■ Excerpt ■

☆ ☆ ☆

NCERT includes this section to help students understand why Pandas exists even though NumPy is already available.

By this point in the chapter, students have learnt that:

  • Pandas Series is used for one-dimensional data
  • NumPy also provides one-dimensional arrays (ndarray)

This naturally raises a question:

If NumPy arrays already exist, why do we need Pandas Series?

Section 2.5 answers this question by highlighting the differences.


2.5.2 What is a NumPy ndarray? (Brief Recap)

NCERT assumes that students have basic awareness of NumPy.

A NumPy ndarray:

  • Is a homogeneous array (all elements are of the same data type)
  • Uses integer-based indexing
  • Is designed for numerical computation
  • Does not support labelled indices

Example:

import numpy as np

arr = np.array([10, 20, 30, 40])
print(arr)

Output:

[10 20 30 40]

Accessing elements:

print(arr[0])
print(arr[2])

Output:

10
30

Here, access is based only on position, not labels.


2.5.3 What is a Pandas Series? (Contextual Reminder)

A Pandas Series:

  • Is one-dimensional
  • Can store heterogeneous data
  • Uses label-based indexing
  • Is built on top of NumPy

Example:

import pandas as pd

s = pd.Series([10, 20, 30, 40], index=['a', 'b', 'c', 'd'])
print(s)

Output:

a    10
b    20
c    30
d    40
dtype: int64

Accessing elements:

print(s['a'])
print(s['c'])

☆ ☆ ☆

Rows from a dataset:
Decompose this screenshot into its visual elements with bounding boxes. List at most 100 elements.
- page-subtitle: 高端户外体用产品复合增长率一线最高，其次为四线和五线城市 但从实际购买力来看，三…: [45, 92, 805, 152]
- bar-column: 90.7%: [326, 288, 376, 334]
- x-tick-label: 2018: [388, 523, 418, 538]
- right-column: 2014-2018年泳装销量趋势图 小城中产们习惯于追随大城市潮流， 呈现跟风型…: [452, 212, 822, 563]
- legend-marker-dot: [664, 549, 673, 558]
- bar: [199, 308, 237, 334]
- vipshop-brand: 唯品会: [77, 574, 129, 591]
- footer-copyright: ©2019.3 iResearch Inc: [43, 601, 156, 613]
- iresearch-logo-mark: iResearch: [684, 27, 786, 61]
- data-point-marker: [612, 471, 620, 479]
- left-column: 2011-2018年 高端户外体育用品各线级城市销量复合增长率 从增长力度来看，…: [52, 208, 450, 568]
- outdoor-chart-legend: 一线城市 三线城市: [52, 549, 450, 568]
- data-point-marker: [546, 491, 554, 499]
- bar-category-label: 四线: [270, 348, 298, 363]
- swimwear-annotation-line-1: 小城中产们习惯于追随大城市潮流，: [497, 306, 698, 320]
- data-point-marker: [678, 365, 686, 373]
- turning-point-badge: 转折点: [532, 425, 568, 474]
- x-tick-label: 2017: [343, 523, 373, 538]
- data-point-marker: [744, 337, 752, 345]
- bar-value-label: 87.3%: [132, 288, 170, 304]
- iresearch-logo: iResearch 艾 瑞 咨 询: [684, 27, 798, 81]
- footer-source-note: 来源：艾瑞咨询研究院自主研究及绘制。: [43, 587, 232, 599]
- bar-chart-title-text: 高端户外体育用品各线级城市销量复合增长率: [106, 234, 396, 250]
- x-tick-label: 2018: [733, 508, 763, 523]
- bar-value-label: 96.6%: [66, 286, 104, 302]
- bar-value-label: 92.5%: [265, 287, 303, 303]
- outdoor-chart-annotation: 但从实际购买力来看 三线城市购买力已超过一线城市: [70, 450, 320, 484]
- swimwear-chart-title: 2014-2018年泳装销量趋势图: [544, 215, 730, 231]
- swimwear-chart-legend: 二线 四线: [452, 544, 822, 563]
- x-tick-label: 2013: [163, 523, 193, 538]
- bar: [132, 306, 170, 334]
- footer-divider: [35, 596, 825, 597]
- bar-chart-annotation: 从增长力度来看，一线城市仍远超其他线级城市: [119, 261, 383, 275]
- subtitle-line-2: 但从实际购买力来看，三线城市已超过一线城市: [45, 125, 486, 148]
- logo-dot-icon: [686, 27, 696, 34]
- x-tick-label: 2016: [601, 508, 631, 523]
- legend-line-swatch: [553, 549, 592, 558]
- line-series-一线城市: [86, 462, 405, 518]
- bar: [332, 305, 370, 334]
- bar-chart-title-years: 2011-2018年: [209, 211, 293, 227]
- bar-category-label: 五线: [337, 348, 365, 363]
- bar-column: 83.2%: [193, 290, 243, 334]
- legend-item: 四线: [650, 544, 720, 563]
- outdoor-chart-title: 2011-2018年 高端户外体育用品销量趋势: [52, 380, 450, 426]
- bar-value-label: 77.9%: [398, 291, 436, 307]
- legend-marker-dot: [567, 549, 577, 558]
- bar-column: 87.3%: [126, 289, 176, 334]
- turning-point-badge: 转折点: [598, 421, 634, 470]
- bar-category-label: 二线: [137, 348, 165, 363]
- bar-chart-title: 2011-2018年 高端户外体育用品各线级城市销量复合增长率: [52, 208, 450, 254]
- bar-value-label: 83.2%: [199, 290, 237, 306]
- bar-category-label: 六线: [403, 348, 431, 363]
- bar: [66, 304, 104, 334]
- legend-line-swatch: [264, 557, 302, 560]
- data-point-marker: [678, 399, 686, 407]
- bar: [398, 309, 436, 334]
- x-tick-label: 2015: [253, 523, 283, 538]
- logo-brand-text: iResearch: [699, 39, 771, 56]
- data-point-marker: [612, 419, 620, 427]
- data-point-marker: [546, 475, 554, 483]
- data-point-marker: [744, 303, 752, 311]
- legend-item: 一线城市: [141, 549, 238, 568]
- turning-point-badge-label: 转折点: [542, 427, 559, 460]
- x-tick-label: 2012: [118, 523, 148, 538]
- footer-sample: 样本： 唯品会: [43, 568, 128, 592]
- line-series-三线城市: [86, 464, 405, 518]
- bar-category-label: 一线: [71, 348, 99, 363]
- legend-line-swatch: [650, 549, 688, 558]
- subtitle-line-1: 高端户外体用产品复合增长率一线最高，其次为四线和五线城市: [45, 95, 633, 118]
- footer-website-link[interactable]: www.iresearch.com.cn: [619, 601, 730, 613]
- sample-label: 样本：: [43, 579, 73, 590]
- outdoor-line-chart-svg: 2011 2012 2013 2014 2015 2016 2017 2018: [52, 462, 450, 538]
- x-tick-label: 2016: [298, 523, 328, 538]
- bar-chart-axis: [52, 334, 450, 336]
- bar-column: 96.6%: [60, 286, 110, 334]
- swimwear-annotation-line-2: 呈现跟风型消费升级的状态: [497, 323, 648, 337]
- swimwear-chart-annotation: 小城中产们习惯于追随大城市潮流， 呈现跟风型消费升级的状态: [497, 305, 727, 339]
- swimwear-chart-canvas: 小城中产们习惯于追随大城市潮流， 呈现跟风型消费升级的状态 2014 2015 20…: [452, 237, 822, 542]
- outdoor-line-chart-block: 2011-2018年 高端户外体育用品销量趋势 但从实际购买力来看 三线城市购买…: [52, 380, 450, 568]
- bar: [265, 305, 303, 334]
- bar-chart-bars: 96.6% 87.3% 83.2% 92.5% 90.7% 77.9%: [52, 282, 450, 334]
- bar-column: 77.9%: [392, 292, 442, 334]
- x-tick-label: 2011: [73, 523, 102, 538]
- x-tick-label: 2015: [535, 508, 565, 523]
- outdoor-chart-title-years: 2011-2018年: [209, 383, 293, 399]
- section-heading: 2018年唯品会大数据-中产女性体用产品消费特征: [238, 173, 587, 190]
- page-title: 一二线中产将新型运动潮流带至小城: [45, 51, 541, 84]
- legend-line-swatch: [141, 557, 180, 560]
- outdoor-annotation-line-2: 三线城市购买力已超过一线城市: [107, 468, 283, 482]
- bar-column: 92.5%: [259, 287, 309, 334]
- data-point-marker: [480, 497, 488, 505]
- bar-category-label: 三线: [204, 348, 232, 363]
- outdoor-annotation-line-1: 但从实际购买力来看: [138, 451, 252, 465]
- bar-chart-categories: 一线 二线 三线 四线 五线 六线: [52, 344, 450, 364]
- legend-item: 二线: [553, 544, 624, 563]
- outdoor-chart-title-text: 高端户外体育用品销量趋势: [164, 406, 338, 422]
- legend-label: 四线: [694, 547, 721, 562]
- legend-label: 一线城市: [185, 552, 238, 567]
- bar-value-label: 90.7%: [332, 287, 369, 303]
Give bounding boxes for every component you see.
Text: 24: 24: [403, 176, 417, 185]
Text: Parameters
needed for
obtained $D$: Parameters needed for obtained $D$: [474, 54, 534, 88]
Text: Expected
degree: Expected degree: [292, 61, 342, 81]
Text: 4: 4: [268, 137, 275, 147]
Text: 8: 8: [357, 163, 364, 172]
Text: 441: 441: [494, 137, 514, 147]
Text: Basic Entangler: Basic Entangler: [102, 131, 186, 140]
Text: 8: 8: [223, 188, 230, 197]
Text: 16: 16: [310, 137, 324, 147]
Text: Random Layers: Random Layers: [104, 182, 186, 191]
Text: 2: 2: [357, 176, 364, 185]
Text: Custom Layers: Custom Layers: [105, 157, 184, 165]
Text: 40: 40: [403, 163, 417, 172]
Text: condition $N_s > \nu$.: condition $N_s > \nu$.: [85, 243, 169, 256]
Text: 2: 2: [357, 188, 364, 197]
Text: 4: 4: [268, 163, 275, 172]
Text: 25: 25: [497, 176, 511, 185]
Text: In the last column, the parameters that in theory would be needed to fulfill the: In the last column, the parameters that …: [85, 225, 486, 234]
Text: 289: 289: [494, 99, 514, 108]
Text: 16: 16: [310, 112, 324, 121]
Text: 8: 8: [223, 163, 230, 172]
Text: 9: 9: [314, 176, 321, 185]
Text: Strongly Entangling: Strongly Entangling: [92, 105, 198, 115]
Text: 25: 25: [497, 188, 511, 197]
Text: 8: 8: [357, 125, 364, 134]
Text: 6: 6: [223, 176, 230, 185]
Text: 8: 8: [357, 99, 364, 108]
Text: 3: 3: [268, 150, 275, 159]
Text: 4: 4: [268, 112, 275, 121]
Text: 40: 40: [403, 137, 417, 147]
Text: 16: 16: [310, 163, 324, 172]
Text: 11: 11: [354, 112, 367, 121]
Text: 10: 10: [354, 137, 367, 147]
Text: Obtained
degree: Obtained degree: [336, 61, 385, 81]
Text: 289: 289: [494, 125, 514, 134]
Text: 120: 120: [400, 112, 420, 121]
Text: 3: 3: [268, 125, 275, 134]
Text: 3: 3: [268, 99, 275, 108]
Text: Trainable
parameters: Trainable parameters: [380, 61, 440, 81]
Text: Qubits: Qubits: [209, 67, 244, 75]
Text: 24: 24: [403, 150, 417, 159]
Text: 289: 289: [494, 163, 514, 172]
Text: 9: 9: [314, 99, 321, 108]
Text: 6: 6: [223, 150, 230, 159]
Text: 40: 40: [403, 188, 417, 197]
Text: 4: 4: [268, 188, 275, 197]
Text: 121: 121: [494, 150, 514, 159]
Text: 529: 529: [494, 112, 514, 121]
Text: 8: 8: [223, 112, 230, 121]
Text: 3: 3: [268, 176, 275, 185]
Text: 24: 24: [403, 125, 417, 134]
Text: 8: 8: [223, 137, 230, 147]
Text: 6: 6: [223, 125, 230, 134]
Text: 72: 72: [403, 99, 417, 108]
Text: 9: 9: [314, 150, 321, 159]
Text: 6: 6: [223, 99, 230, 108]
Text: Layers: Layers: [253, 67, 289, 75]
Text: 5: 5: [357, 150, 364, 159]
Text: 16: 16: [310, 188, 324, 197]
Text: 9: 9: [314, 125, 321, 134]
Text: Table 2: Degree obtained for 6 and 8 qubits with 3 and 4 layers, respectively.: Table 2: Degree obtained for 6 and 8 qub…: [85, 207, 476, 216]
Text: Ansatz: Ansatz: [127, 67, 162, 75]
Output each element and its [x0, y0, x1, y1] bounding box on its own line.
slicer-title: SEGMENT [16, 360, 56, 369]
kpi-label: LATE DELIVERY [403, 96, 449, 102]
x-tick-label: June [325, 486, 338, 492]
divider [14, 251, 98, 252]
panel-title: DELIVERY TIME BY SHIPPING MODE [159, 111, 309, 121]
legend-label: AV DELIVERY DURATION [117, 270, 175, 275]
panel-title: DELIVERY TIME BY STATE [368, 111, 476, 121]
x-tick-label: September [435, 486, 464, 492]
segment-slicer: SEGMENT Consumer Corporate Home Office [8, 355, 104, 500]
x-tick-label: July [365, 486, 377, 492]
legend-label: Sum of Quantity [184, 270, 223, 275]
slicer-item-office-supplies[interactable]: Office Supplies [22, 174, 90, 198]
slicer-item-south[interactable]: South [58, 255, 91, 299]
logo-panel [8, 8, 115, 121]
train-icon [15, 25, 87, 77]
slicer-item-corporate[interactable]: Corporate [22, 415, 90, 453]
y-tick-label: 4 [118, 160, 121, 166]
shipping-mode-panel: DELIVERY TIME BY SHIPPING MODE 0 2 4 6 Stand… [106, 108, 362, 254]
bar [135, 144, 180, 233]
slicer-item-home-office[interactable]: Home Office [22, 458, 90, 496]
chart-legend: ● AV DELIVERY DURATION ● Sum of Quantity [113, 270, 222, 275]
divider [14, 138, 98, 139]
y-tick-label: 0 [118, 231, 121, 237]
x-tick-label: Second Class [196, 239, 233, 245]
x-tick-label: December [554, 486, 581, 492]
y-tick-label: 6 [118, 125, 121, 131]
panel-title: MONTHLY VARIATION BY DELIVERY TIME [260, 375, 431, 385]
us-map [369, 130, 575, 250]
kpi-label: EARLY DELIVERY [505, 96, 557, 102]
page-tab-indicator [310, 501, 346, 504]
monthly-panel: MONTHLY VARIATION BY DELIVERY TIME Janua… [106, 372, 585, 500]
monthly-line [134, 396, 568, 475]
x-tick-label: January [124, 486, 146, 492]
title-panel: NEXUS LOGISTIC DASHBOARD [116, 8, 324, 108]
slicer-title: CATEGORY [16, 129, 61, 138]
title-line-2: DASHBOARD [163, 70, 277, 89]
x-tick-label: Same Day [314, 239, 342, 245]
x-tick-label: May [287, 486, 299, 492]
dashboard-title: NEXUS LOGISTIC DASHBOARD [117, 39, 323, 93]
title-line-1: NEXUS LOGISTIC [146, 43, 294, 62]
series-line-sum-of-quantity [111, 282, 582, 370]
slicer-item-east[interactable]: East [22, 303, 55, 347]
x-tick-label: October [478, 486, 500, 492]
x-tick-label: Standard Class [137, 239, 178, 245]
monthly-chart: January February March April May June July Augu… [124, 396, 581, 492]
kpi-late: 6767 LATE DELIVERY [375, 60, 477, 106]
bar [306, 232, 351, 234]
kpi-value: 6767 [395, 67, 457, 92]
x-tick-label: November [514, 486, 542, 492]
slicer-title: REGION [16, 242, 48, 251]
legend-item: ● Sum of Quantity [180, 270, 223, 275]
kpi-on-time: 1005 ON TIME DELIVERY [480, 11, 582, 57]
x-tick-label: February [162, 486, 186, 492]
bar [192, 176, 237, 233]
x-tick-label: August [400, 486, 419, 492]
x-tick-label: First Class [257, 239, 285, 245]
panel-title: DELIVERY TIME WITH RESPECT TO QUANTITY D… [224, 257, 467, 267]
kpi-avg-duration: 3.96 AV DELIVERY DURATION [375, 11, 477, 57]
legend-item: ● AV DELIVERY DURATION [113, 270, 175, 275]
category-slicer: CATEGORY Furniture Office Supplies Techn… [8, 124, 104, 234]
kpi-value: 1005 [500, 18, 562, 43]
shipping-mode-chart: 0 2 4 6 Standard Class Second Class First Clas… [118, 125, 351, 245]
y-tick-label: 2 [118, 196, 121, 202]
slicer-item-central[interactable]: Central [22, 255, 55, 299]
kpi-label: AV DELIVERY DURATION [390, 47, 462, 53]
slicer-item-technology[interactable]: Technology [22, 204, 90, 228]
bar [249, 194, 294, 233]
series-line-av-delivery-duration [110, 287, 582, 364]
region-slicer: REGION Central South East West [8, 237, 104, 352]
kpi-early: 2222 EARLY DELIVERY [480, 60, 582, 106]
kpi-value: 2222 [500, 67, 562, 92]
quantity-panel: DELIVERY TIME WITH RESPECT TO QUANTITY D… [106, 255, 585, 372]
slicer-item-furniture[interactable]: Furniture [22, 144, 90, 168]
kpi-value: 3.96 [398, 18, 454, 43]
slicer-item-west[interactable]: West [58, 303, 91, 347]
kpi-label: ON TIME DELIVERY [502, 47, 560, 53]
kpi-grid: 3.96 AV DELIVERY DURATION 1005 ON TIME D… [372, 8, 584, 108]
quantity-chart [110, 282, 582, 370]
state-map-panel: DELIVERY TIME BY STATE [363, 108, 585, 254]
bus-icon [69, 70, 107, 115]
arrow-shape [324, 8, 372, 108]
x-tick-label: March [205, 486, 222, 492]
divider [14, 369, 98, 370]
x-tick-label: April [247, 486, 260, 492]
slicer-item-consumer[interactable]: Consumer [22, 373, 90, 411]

☆ ☆ ☆

■ Short task A ■
In the excerpt comparing Pandas Series with NumPy arrays, what kind of indexing does a NumPy ndarray use?
■ Short task B ■
Quote the Pandas and NumPy excerpt from "By this point" up to and including "ndarray? (Brief Recap)".
■ Short task C ■
Extend the text on Pandas Series and NumPy arrays from the point where it stops.
These rows have nothing to do with the text on Pandas Series and NumPy arrays.

■ Task output A ■
Integer-based indexing.

■ Task output B ■
By this point in the chapter, students have learnt that:

  • Pandas Series is used for one-dimensional data
  • NumPy also provides one-dimensional arrays (ndarray)

This naturally raises a question:

If NumPy arrays already exist, why do we need Pandas Series?

Section 2.5 answers this question by highlighting the differences.


2.5.2 What is a NumPy ndarray? (Brief Recap)

■ Task output C ■
Output:

10
30

2.5.4 Key Difference 1: Indexing

This is the most important difference highlighted by NCERT.

NumPy ndarray

  • Uses implicit integer index
  • Index values are always 0, 1, 2, ...

    arr = np.array([100, 200, 300])
    print(arr[1])
    

Output:

200

Pandas Series

  • Uses explicit labels
  • Index values can be:

    • Numbers
    • Strings
    • Any immutable type

      s = pd.Series([100, 200, 300], index=['x', 'y', 'z'])
      print(s['y'])
      

Output:

200

NCERT stresses that labelled indexing makes Series more suitable for data analysis.


2.5.5 Key Difference 2: Handling of Missing Data

NCERT explicitly points out this distinction.

NumPy ndarray

  • Does not handle missing data naturally
  • Missing values must be manually managed
  • Numeric arrays cannot easily store missing values

Example:

arr = np.array([10, 20, None])
print(arr)

Result:

  • Data type becomes object
  • Numerical operations become inefficient

Pandas Series

  • Has built-in support for missing values (NaN)
  • Automatically adjusts data type when required

Example:

s = pd.Series([10, 20, None])
print(s)

Output:

0    10.0
1    20.0
2     NaN
dtype: float64

NCERT highlights that:

Handling missing data is a common requirement in real-world datasets.


2.5.6 Key Difference 3: Data Alignment

This is a very important conceptual advantage of Pandas Series.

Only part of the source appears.